- Source data -
+---+

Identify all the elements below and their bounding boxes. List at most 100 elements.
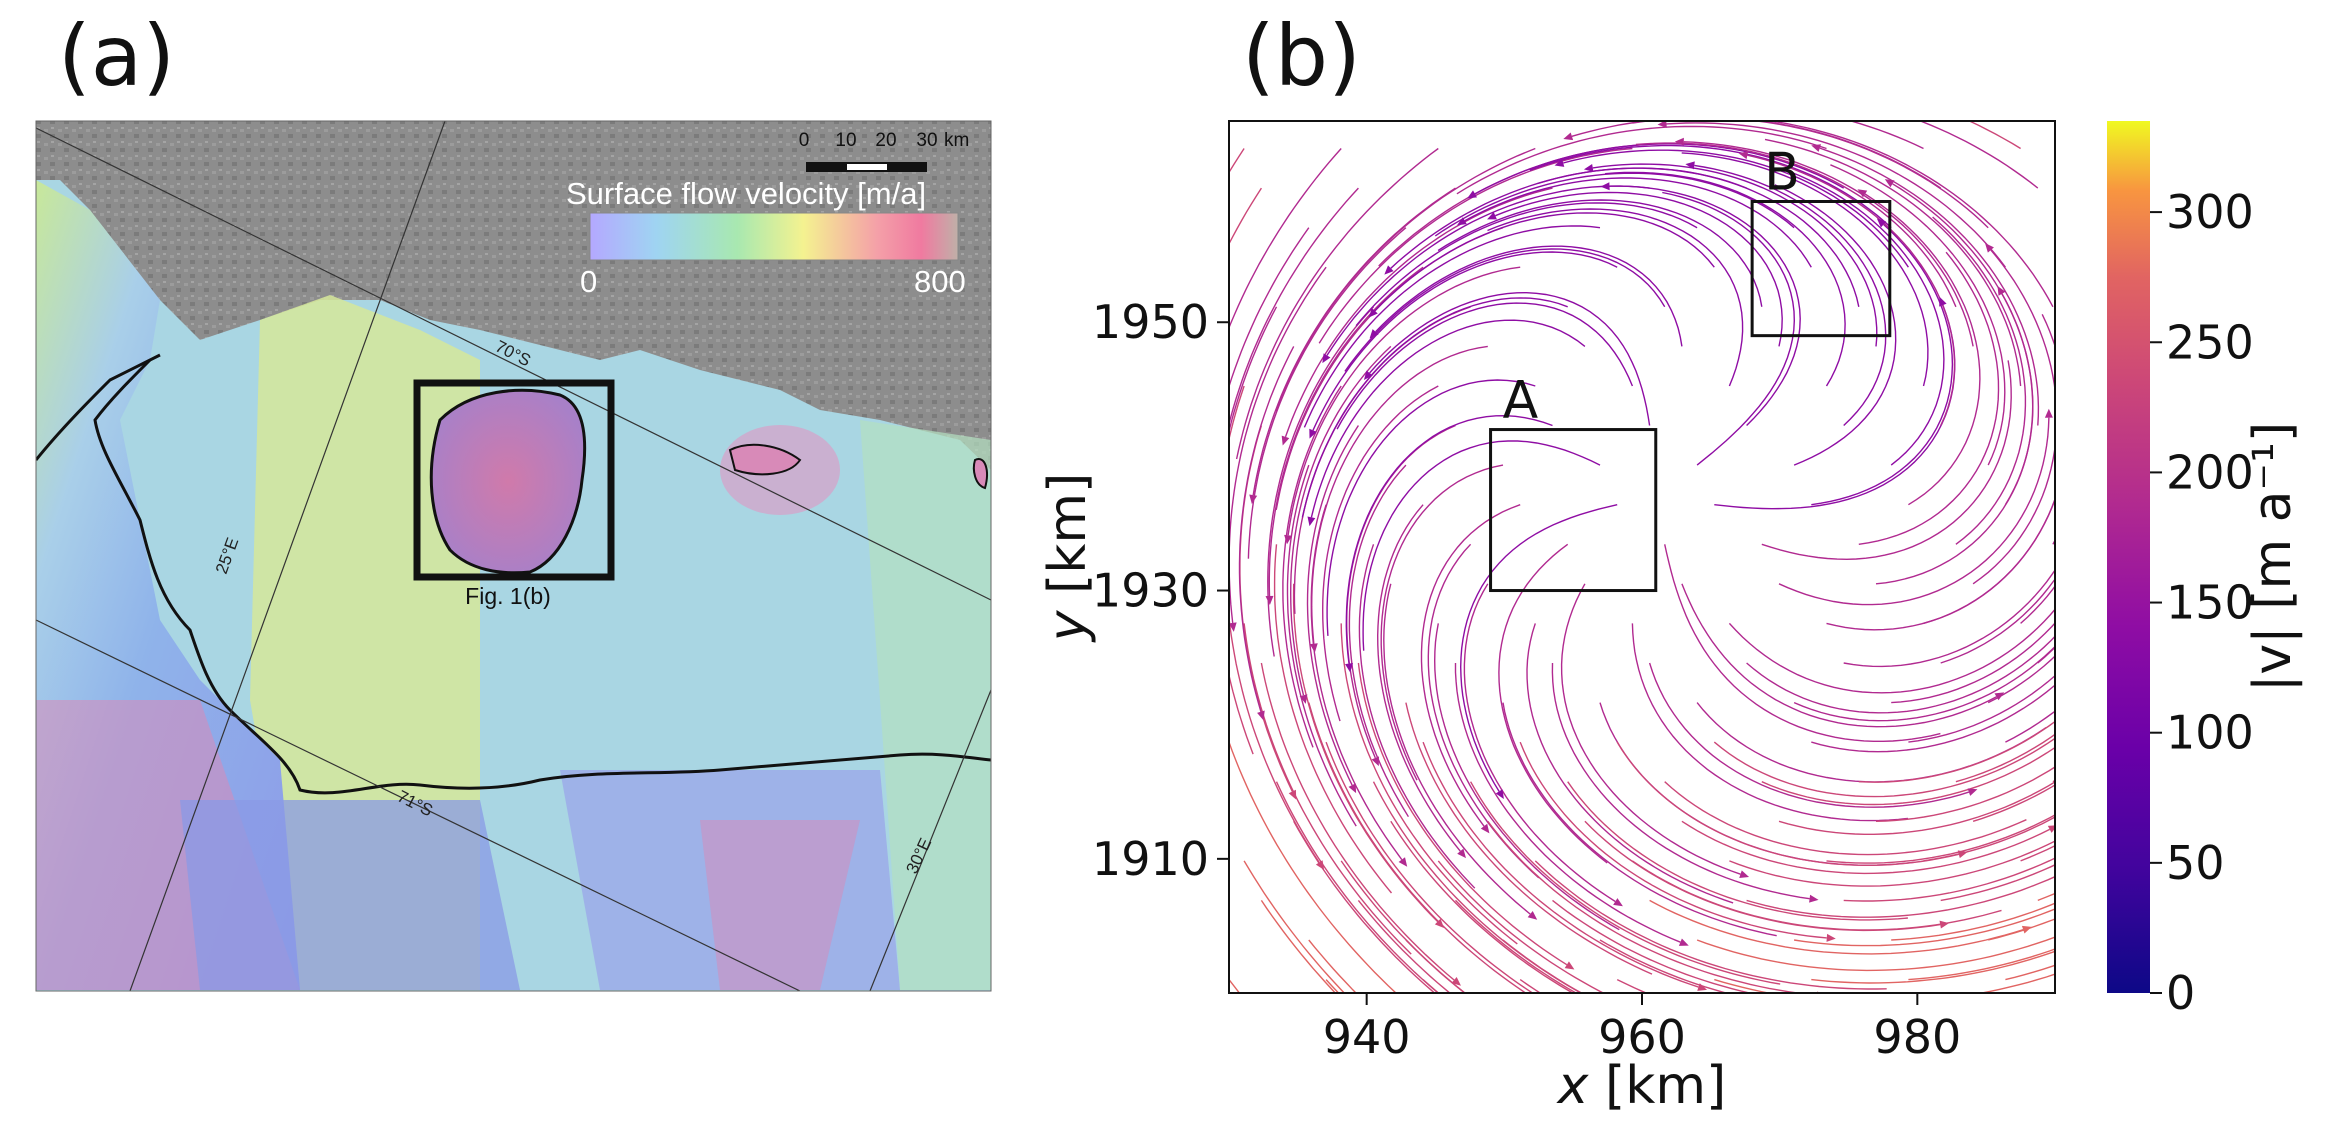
streamlines	[1229, 121, 2055, 993]
streamline-arrow	[1205, 278, 1216, 289]
streamline	[1434, 172, 1795, 237]
region-boxes	[1489, 199, 1892, 593]
streamline	[1987, 655, 2055, 704]
streamline-arrow	[1997, 285, 2006, 296]
streamline	[1551, 662, 1810, 900]
streamline	[1422, 741, 1699, 988]
streamline	[2020, 585, 2055, 624]
streamline-arrow	[1600, 182, 1610, 191]
streamline	[1345, 414, 1553, 664]
streamline	[1502, 702, 1777, 937]
streamline	[1357, 662, 1568, 966]
streamline	[1463, 583, 1616, 903]
streamline	[1487, 820, 1803, 993]
iceberg-outline	[429, 388, 587, 575]
streamline	[1284, 187, 1553, 438]
streamline	[1464, 177, 1812, 268]
streamline	[1826, 814, 2055, 864]
streamline-arrow	[1939, 920, 1950, 929]
streamline-arrow	[2072, 961, 2083, 972]
streamline	[1355, 202, 1698, 327]
svg-text:20: 20	[875, 130, 896, 151]
x-tick-label: 960	[1598, 1010, 1686, 1064]
streamline	[1358, 544, 1476, 889]
streamline	[1229, 741, 1397, 993]
streamline-arrow	[2068, 953, 2079, 964]
streamline	[1635, 142, 1957, 308]
streamline	[1286, 464, 1357, 827]
streamline	[1778, 781, 2055, 835]
streamline	[1287, 266, 1521, 536]
streamline	[1892, 183, 2034, 506]
streamline-arrow	[2066, 546, 2077, 558]
streamline-arrow	[1563, 132, 1574, 141]
streamline	[1344, 248, 1666, 372]
svg-text:10: 10	[835, 130, 856, 151]
streamline-arrow	[2068, 620, 2080, 632]
streamline-arrow	[1229, 622, 1237, 632]
streamline	[1567, 781, 1908, 921]
streamline	[1374, 212, 1715, 312]
streamline	[1972, 784, 2055, 822]
streamline	[1273, 544, 1393, 894]
streamline-arrow	[1678, 938, 1689, 946]
streamline	[1375, 245, 1683, 347]
streamline-arrow	[1315, 860, 1325, 870]
box-b-label: B	[1764, 142, 1800, 202]
streamline-arrow	[2070, 762, 2082, 774]
streamline	[1229, 504, 1320, 863]
streamline	[1666, 122, 2006, 268]
streamline	[1321, 385, 1439, 722]
streamline	[1340, 623, 1518, 945]
streamline	[1729, 840, 2055, 887]
streamline	[1318, 147, 1633, 344]
streamline-arrow	[1739, 870, 1750, 878]
streamline	[1774, 184, 1897, 466]
x-tick-label: 980	[1873, 1010, 1961, 1064]
streamline	[1303, 225, 1601, 428]
streamline	[1455, 899, 1578, 993]
streamline	[2037, 892, 2055, 902]
streamline-arrow	[1371, 756, 1379, 767]
streamline-arrow	[2068, 532, 2079, 543]
x-tick-label: 940	[1323, 1010, 1411, 1064]
streamline-arrow	[1884, 179, 1895, 188]
streamline	[1790, 171, 1945, 466]
streamline	[1433, 623, 1620, 931]
streamline	[1811, 223, 1954, 506]
streamline	[1495, 191, 1783, 347]
speed-colorbar-ticks: 0 50 100 150 200 250 300	[2150, 185, 2254, 1020]
streamline-arrow	[1567, 1007, 1579, 1018]
streamline	[1875, 766, 2055, 822]
x-axis-ticks: 940 960 980	[1323, 993, 1961, 1064]
streamline-arrow	[2072, 647, 2084, 659]
streamline	[1275, 781, 1440, 993]
streamline	[1552, 899, 1753, 993]
colorbar-tick-label: 150	[2166, 576, 2254, 630]
streamline	[1454, 663, 1681, 943]
streamline	[1713, 737, 2055, 798]
streamline-arrow	[1480, 823, 1490, 834]
streamline-arrow	[2067, 610, 2079, 622]
svg-text:30: 30	[916, 130, 937, 151]
streamline-arrow	[1738, 151, 1749, 160]
streamline	[1357, 899, 1451, 993]
streamline	[1955, 733, 2055, 783]
velocity-colorbar-title: Surface flow velocity [m/a]	[566, 176, 926, 211]
streamline	[1891, 902, 2055, 941]
streamline-arrow	[1265, 595, 1274, 605]
streamline	[1502, 939, 1583, 993]
streamline	[1534, 860, 1887, 990]
streamline-arrow	[1307, 516, 1316, 527]
grounding-line	[93, 358, 991, 795]
streamline-arrow	[1457, 848, 1466, 859]
panel-a-label: (a)	[58, 7, 176, 105]
streamline-arrow	[2021, 925, 2032, 934]
streamline	[1282, 385, 1342, 748]
streamline	[1681, 152, 1929, 387]
streamline	[1229, 306, 1278, 435]
streamline	[1648, 662, 1970, 808]
streamline	[1793, 908, 2055, 947]
streamline-arrow	[1876, 218, 1887, 228]
panel-b-label: (b)	[1242, 7, 1361, 105]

+---+

- Written instruction -
Copy word for word the lines of the records above, starting with the line with "121, 2055, 993]" and going on through the line with "179, 1895, 188]".

- Task result -
streamlines	[1229, 121, 2055, 993]
streamline-arrow	[1205, 278, 1216, 289]
streamline	[1434, 172, 1795, 237]
region-boxes	[1489, 199, 1892, 593]
streamline	[1987, 655, 2055, 704]
streamline-arrow	[1997, 285, 2006, 296]
streamline	[1551, 662, 1810, 900]
streamline	[1422, 741, 1699, 988]
streamline	[2020, 585, 2055, 624]
streamline-arrow	[1600, 182, 1610, 191]
streamline	[1345, 414, 1553, 664]
streamline	[1502, 702, 1777, 937]
streamline	[1357, 662, 1568, 966]
streamline	[1463, 583, 1616, 903]
streamline	[1487, 820, 1803, 993]
iceberg-outline	[429, 388, 587, 575]
streamline	[1284, 187, 1553, 438]
streamline	[1464, 177, 1812, 268]
streamline	[1826, 814, 2055, 864]
streamline-arrow	[1939, 920, 1950, 929]
streamline-arrow	[2072, 961, 2083, 972]
streamline	[1355, 202, 1698, 327]
svg-text:20: 20	[875, 130, 896, 151]
x-tick-label: 960	[1598, 1010, 1686, 1064]
streamline	[1358, 544, 1476, 889]
streamline	[1229, 741, 1397, 993]
streamline-arrow	[2068, 953, 2079, 964]
streamline	[1635, 142, 1957, 308]
streamline	[1286, 464, 1357, 827]
streamline	[1778, 781, 2055, 835]
streamline	[1287, 266, 1521, 536]
streamline	[1892, 183, 2034, 506]
streamline-arrow	[2066, 546, 2077, 558]
streamline-arrow	[1563, 132, 1574, 141]
streamline	[1344, 248, 1666, 372]
svg-text:10: 10	[835, 130, 856, 151]
streamline-arrow	[2068, 620, 2080, 632]
streamline-arrow	[1229, 622, 1237, 632]
streamline	[1567, 781, 1908, 921]
streamline	[1374, 212, 1715, 312]
streamline	[1972, 784, 2055, 822]
streamline	[1273, 544, 1393, 894]
streamline-arrow	[1678, 938, 1689, 946]
streamline	[1375, 245, 1683, 347]
streamline-arrow	[1315, 860, 1325, 870]
box-b-label: B	[1764, 142, 1800, 202]
streamline-arrow	[2070, 762, 2082, 774]
streamline	[1229, 504, 1320, 863]
streamline	[1666, 122, 2006, 268]
streamline	[1321, 385, 1439, 722]
streamline	[1340, 623, 1518, 945]
streamline	[1729, 840, 2055, 887]
streamline	[1318, 147, 1633, 344]
streamline-arrow	[1739, 870, 1750, 878]
streamline	[1774, 184, 1897, 466]
x-tick-label: 980	[1873, 1010, 1961, 1064]
streamline	[1303, 225, 1601, 428]
streamline	[1455, 899, 1578, 993]
streamline	[2037, 892, 2055, 902]
streamline-arrow	[1371, 756, 1379, 767]
streamline-arrow	[2068, 532, 2079, 543]
x-tick-label: 940	[1323, 1010, 1411, 1064]
streamline-arrow	[1884, 179, 1895, 188]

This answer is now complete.